_Directions for this task_.
The records that follow should be retyped word for word.

_Data supplied_.
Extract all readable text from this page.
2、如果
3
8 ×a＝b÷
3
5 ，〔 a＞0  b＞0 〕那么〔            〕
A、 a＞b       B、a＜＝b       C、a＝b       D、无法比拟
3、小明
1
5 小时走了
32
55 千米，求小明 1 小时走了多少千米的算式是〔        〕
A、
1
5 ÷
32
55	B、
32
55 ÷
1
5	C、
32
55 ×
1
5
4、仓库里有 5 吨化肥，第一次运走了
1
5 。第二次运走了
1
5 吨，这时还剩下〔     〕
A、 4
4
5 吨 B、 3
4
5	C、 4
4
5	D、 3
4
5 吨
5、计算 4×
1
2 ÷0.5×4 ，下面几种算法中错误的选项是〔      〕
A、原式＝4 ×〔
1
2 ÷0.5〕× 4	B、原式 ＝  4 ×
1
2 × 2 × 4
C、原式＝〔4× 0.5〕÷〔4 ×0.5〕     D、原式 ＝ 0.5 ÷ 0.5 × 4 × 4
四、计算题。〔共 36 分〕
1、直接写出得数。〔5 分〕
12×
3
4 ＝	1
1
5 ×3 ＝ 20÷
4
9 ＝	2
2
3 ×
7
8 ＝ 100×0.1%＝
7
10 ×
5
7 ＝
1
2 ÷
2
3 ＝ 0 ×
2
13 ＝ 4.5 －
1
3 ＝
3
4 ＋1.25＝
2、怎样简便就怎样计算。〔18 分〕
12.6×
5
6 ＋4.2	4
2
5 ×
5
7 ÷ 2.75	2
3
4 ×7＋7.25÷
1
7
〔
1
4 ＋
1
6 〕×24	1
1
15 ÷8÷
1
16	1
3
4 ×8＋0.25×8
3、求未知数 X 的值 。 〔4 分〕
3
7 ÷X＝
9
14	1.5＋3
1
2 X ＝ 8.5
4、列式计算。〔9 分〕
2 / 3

_Task response_.
Extract all readable text from this page.
2、如果
3
8 ×a＝b÷
3
5 ，〔 a＞0  b＞0 〕那么〔            〕
A、 a＞b       B、a＜＝b       C、a＝b       D、无法比拟
3、小明
1
5 小时走了
32
55 千米，求小明 1 小时走了多少千米的算式是〔        〕
A、
1
5 ÷
32
55	B、
32
55 ÷
1
5	C、
32
55 ×
1
5
4、仓库里有 5 吨化肥，第一次运走了
1
5 。第二次运走了
1
5 吨，这时还剩下〔     〕
A、 4
4
5 吨 B、 3
4
5	C、 4
4
5	D、 3
4
5 吨
5、计算 4×
1
2 ÷0.5×4 ，下面几种算法中错误的选项是〔      〕
A、原式＝4 ×〔
1
2 ÷0.5〕× 4	B、原式 ＝  4 ×
1
2 × 2 × 4
C、原式＝〔4× 0.5〕÷〔4 ×0.5〕     D、原式 ＝ 0.5 ÷ 0.5 × 4 × 4
四、计算题。〔共 36 分〕
1、直接写出得数。〔5 分〕
12×
3
4 ＝	1
1
5 ×3 ＝ 20÷
4
9 ＝	2
2
3 ×
7
8 ＝ 100×0.1%＝
7
10 ×
5
7 ＝
1
2 ÷
2
3 ＝ 0 ×
2
13 ＝ 4.5 －
1
3 ＝
3
4 ＋1.25＝
2、怎样简便就怎样计算。〔18 分〕
12.6×
5
6 ＋4.2	4
2
5 ×
5
7 ÷ 2.75	2
3
4 ×7＋7.25÷
1
7
〔
1
4 ＋
1
6 〕×24	1
1
15 ÷8÷
1
16	1
3
4 ×8＋0.25×8
3、求未知数 X 的值 。 〔4 分〕
3
7 ÷X＝
9
14	1.5＋3
1
2 X ＝ 8.5
4、列式计算。〔9 分〕
2 / 3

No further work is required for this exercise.